● What is being asked
Pick out the lines below with "this" and list them.

● Given records

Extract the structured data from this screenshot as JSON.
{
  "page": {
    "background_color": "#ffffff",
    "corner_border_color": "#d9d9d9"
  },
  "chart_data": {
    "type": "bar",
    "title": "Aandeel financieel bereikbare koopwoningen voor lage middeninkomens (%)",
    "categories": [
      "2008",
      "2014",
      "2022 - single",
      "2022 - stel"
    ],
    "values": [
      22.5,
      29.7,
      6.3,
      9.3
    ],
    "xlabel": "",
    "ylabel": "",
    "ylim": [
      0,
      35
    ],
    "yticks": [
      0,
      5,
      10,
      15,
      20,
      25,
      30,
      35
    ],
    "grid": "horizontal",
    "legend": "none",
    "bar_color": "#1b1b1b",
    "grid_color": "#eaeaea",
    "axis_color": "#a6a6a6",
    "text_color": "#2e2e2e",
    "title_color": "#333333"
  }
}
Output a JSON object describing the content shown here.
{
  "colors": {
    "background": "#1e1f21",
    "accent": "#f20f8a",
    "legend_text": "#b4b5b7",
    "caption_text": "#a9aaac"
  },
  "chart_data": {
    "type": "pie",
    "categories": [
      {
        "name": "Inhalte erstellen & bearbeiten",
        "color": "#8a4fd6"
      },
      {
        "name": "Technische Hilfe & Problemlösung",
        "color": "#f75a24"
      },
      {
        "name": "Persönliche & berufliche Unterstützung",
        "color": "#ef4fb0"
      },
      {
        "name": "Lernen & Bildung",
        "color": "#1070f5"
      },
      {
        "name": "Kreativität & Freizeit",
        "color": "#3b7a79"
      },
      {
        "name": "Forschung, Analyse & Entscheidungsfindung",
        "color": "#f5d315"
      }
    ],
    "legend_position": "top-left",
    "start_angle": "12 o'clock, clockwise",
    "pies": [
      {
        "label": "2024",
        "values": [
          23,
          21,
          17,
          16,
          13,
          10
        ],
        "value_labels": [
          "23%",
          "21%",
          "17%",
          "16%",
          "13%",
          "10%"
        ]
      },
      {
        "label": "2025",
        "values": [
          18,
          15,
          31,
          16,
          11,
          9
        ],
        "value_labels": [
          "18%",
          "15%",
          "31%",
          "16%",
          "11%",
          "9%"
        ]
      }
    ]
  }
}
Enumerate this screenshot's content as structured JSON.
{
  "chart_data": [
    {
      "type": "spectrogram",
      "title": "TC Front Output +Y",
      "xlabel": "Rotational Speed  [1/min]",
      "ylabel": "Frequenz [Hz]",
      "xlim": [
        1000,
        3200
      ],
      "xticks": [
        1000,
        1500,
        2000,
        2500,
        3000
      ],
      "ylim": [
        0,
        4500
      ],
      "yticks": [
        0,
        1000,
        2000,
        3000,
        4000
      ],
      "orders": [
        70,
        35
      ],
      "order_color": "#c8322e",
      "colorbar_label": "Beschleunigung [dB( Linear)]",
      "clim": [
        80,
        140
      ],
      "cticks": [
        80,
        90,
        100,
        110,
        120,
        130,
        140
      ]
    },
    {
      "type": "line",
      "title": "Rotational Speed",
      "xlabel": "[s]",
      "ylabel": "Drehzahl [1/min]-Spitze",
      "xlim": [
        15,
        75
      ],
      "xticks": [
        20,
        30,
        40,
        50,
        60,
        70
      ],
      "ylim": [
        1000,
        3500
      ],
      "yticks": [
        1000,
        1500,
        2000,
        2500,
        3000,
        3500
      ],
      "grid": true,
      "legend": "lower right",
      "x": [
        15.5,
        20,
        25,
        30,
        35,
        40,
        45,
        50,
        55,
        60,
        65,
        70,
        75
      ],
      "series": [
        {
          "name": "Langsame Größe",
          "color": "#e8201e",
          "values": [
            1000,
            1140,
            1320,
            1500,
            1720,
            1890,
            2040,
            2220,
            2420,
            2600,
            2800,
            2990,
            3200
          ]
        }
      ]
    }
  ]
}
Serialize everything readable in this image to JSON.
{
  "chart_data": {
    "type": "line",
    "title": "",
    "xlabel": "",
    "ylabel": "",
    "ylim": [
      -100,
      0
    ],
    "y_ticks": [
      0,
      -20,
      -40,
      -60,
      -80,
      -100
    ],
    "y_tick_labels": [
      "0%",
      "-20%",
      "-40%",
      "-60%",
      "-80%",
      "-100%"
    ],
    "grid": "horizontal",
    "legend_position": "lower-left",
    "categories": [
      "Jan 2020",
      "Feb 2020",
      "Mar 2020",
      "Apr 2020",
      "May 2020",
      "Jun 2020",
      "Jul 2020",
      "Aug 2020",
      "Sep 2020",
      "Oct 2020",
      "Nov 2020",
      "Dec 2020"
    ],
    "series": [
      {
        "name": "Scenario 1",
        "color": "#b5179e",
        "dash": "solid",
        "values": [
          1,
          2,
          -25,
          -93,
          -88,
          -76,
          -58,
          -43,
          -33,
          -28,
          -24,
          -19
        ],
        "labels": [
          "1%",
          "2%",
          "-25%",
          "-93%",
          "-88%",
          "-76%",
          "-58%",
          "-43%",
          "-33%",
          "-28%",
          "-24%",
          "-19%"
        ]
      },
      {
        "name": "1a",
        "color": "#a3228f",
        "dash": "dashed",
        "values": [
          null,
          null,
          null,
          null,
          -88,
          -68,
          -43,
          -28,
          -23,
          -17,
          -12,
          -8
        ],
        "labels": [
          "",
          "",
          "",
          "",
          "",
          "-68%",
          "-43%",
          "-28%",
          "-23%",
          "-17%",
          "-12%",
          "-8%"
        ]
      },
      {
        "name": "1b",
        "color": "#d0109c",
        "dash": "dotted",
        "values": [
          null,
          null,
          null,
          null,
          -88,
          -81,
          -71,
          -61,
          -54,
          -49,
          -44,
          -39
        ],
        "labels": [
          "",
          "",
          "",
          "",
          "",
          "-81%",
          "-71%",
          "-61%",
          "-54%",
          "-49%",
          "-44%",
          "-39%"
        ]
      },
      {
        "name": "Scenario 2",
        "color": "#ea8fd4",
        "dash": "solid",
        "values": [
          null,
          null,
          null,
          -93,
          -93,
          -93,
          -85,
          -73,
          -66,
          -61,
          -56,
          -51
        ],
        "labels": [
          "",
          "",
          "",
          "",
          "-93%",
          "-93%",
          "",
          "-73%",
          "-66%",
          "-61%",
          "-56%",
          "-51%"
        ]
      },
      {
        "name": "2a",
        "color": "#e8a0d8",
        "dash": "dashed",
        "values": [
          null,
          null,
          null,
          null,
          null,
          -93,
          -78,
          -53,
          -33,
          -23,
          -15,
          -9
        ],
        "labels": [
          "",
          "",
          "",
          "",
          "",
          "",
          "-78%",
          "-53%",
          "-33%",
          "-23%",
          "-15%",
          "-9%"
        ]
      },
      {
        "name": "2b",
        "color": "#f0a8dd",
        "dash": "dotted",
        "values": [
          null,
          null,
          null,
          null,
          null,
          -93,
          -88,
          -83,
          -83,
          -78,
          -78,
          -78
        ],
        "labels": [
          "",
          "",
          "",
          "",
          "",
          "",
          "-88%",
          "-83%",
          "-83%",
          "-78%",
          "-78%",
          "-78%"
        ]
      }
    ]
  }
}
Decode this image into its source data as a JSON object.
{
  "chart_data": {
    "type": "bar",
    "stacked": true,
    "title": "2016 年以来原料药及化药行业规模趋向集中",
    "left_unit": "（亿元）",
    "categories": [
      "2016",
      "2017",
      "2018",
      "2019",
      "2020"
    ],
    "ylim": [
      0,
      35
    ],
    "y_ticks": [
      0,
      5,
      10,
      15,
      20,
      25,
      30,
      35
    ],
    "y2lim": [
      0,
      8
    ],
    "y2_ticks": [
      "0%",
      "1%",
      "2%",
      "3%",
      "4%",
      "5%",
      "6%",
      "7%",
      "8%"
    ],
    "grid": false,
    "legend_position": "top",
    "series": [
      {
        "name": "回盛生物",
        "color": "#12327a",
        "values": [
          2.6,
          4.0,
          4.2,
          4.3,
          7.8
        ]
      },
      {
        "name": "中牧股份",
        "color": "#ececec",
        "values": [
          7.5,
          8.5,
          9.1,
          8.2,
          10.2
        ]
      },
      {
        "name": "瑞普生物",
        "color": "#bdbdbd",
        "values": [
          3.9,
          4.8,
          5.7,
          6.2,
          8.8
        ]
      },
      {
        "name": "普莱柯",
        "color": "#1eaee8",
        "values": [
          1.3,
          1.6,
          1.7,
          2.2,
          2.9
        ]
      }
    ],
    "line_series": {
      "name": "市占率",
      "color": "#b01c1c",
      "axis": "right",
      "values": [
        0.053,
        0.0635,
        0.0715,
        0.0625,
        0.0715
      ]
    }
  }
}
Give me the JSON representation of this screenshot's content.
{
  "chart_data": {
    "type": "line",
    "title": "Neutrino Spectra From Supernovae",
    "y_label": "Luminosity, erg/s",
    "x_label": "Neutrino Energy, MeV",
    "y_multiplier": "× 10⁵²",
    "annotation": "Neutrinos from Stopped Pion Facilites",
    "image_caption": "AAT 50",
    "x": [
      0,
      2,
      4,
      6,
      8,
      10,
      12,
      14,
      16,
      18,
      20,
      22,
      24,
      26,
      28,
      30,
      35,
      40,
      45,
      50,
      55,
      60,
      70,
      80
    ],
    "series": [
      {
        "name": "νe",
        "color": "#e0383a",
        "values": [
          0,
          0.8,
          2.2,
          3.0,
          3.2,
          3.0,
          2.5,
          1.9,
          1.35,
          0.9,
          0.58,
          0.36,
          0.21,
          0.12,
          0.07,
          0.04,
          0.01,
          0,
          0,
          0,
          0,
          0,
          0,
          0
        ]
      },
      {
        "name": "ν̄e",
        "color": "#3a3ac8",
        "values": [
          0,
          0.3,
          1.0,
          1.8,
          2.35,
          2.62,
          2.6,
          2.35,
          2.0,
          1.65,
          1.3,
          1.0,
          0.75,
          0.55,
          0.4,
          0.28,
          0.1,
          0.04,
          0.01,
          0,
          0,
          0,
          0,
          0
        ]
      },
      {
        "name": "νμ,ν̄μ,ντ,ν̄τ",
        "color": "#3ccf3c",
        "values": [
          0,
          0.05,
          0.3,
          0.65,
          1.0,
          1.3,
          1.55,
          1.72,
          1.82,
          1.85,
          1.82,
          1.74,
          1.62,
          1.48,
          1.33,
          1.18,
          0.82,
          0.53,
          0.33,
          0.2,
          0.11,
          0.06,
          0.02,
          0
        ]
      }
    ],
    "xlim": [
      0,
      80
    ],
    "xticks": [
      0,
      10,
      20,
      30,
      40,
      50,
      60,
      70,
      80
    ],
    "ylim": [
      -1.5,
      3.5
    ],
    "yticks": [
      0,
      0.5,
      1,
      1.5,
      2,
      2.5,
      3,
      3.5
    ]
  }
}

● Task response
Extract the structured data from this screenshot as JSON.
Enumerate this screenshot's content as structured JSON.
Serialize everything readable in this image to JSON.
Decode this image into its source data as a JSON object.
Give me the JSON representation of this screenshot's content.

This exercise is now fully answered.